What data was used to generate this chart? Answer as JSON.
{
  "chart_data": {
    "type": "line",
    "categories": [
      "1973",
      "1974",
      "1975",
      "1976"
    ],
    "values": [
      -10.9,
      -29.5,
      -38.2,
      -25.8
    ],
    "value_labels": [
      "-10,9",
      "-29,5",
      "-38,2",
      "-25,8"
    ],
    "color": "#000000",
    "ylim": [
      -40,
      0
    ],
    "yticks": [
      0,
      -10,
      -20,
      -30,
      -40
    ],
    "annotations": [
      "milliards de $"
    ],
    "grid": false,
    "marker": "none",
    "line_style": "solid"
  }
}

──────

#### PROBLEM REQUIREMENTS
Copy all of the data exactly.

#### THE REPLY
What data was used to generate this chart? Answer as JSON.
{
  "chart_data": {
    "type": "line",
    "categories": [
      "1973",
      "1974",
      "1975",
      "1976"
    ],
    "values": [
      -10.9,
      -29.5,
      -38.2,
      -25.8
    ],
    "value_labels": [
      "-10,9",
      "-29,5",
      "-38,2",
      "-25,8"
    ],
    "color": "#000000",
    "ylim": [
      -40,
      0
    ],
    "yticks": [
      0,
      -10,
      -20,
      -30,
      -40
    ],
    "annotations": [
      "milliards de $"
    ],
    "grid": false,
    "marker": "none",
    "line_style": "solid"
  }
}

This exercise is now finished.